(Rows from a dataset)
——————————

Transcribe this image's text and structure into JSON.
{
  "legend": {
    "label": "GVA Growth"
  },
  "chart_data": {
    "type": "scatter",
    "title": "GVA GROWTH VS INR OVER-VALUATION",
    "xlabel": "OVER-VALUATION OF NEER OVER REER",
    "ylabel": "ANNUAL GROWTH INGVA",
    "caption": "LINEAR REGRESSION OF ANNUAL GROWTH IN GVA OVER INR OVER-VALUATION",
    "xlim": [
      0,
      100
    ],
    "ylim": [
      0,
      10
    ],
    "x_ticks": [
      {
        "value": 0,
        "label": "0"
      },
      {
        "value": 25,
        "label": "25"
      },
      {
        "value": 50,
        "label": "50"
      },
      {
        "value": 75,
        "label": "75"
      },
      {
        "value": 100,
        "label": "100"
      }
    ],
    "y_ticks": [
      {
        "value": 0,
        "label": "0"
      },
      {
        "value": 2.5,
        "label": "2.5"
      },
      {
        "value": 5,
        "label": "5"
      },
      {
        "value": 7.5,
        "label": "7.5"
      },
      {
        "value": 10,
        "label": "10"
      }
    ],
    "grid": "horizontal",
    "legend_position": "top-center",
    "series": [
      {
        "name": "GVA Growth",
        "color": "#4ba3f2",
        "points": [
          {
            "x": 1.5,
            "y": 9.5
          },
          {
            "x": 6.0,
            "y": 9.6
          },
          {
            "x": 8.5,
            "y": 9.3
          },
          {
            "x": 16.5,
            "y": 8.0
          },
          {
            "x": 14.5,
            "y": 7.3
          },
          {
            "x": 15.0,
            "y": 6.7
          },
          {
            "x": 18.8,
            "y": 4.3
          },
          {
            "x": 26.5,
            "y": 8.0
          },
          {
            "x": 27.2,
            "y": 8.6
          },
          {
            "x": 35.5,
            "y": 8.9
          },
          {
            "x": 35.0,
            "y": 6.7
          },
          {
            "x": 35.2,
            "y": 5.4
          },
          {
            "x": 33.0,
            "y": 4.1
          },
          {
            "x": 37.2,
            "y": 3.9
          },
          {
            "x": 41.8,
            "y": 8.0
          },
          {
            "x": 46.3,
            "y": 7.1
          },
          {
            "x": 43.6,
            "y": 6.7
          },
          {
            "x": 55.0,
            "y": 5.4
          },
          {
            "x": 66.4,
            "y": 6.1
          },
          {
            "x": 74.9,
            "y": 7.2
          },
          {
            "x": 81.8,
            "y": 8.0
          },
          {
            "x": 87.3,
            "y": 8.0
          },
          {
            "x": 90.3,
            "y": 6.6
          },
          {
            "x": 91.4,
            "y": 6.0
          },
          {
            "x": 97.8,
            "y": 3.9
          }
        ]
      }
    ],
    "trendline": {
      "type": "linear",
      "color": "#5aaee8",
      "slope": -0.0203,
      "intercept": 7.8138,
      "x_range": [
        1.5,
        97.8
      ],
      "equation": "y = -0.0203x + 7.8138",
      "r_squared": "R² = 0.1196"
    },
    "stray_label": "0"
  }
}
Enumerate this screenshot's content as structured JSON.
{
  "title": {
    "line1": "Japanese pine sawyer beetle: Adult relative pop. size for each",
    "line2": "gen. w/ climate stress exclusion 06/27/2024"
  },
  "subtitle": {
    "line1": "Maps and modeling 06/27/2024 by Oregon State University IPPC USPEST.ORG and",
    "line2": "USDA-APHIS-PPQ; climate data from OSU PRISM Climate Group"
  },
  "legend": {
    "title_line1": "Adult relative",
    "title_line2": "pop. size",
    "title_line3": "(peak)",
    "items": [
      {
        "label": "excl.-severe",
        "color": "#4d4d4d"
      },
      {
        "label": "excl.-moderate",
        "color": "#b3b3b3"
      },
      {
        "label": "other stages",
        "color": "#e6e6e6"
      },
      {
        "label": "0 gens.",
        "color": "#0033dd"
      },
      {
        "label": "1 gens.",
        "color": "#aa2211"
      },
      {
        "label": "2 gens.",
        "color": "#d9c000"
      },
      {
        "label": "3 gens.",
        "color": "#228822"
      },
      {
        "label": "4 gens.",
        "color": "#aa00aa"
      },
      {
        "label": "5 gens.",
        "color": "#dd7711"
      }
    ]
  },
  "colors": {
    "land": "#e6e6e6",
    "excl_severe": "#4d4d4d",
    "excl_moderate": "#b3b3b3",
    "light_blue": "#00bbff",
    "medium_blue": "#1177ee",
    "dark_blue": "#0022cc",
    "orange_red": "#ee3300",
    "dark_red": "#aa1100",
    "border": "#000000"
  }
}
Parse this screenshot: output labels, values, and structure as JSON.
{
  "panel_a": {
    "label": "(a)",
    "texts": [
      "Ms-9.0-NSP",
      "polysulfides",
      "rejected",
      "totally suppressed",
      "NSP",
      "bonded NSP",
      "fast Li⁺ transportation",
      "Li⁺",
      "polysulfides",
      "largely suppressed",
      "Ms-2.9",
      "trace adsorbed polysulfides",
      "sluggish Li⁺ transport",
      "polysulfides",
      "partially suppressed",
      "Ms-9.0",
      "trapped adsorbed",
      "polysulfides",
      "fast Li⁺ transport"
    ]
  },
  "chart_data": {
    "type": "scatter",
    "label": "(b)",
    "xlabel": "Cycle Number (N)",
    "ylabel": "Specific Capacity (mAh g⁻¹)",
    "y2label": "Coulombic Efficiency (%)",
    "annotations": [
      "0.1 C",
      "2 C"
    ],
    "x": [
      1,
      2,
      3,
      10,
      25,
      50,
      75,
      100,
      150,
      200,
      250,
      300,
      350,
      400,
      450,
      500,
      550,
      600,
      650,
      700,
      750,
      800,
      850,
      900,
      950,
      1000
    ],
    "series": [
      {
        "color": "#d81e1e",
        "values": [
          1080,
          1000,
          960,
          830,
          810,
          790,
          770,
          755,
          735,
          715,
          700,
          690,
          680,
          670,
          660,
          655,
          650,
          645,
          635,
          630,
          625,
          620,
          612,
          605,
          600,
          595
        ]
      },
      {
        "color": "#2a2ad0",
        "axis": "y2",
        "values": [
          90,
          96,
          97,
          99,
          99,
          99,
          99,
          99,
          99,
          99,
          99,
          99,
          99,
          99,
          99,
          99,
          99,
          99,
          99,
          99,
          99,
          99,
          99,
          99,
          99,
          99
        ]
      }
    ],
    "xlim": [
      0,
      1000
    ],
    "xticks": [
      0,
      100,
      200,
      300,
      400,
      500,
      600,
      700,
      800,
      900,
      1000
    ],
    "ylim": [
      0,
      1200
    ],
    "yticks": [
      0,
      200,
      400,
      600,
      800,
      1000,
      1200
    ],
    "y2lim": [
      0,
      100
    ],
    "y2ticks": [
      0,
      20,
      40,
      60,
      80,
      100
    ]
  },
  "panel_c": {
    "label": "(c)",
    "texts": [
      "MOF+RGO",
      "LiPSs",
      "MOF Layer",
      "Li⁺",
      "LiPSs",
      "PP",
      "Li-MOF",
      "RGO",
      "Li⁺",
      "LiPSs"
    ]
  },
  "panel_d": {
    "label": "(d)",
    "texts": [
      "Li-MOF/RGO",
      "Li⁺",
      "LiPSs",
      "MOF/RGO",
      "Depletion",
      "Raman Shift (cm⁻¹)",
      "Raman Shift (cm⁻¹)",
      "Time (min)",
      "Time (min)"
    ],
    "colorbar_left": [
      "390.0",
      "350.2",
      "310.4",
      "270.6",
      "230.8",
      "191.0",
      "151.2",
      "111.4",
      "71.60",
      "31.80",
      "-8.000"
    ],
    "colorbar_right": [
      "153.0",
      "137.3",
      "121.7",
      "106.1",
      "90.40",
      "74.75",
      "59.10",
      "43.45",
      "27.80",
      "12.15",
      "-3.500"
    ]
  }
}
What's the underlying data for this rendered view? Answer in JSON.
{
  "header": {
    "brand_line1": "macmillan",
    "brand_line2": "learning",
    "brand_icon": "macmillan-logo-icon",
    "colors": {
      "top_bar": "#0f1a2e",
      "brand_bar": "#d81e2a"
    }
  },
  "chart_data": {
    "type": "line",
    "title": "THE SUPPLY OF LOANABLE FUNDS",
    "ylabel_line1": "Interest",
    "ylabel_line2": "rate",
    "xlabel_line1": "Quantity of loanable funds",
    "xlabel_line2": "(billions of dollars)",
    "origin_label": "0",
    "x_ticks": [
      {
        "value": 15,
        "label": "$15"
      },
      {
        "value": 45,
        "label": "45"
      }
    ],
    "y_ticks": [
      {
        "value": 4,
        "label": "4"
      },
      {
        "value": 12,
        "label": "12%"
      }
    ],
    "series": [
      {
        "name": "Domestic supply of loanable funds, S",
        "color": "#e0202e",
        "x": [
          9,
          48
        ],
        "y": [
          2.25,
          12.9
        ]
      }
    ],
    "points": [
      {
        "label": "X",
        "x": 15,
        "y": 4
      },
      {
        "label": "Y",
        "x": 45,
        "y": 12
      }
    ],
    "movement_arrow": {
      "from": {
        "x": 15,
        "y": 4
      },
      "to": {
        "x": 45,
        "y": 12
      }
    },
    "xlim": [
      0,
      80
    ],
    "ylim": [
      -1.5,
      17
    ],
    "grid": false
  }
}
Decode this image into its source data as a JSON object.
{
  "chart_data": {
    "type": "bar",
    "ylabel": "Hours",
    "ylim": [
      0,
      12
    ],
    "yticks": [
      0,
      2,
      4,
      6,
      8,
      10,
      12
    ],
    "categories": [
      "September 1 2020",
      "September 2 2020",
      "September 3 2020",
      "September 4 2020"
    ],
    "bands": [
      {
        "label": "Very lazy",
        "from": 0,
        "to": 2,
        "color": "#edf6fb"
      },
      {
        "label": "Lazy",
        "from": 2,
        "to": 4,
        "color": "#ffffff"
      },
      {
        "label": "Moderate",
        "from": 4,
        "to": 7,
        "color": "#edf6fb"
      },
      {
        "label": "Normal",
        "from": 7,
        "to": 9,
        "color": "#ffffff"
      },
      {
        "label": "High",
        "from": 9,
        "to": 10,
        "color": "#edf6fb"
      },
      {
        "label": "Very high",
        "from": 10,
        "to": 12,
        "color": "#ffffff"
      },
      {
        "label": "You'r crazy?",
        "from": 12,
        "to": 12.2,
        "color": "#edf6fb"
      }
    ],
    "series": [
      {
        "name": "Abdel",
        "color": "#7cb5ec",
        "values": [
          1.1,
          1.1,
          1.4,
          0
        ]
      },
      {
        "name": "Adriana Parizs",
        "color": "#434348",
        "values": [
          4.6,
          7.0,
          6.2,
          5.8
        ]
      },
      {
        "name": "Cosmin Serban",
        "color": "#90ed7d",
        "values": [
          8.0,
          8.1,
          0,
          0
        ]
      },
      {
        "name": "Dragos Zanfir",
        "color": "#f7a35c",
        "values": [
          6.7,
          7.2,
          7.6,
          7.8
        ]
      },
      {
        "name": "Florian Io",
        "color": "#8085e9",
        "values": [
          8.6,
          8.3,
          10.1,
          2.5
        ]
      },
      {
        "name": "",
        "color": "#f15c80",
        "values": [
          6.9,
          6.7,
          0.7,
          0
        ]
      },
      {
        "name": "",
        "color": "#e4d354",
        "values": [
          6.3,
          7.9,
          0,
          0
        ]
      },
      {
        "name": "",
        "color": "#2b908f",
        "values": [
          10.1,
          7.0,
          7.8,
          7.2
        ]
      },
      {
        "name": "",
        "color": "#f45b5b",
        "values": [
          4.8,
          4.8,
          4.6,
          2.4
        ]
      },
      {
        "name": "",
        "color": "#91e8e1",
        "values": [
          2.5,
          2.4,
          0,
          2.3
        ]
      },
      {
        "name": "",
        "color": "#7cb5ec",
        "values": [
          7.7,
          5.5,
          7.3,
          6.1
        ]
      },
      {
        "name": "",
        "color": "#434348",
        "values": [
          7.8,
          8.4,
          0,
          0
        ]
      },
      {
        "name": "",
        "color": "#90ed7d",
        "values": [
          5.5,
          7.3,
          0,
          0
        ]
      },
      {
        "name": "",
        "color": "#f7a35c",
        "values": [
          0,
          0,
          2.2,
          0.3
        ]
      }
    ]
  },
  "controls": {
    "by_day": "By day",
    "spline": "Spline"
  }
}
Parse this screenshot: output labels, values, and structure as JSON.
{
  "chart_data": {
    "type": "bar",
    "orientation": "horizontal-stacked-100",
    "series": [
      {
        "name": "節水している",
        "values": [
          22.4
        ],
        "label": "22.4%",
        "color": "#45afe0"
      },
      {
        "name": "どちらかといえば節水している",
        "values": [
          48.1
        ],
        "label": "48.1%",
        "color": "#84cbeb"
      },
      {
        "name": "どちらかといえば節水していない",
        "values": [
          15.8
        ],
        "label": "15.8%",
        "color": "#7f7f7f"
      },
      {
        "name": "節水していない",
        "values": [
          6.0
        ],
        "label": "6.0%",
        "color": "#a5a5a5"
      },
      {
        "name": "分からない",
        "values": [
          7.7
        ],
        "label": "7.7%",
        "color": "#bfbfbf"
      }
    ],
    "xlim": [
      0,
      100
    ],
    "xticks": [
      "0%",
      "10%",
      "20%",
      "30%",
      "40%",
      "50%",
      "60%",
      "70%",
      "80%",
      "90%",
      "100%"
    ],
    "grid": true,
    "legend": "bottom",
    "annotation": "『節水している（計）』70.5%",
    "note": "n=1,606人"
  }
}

——————————

§ WRITTEN INSTRUCTION
Go through the listing above and pull out each line containing the word "fast".

§ EXERCISE ANSWER
      "fast Li⁺ transportation",
      "fast Li⁺ transport"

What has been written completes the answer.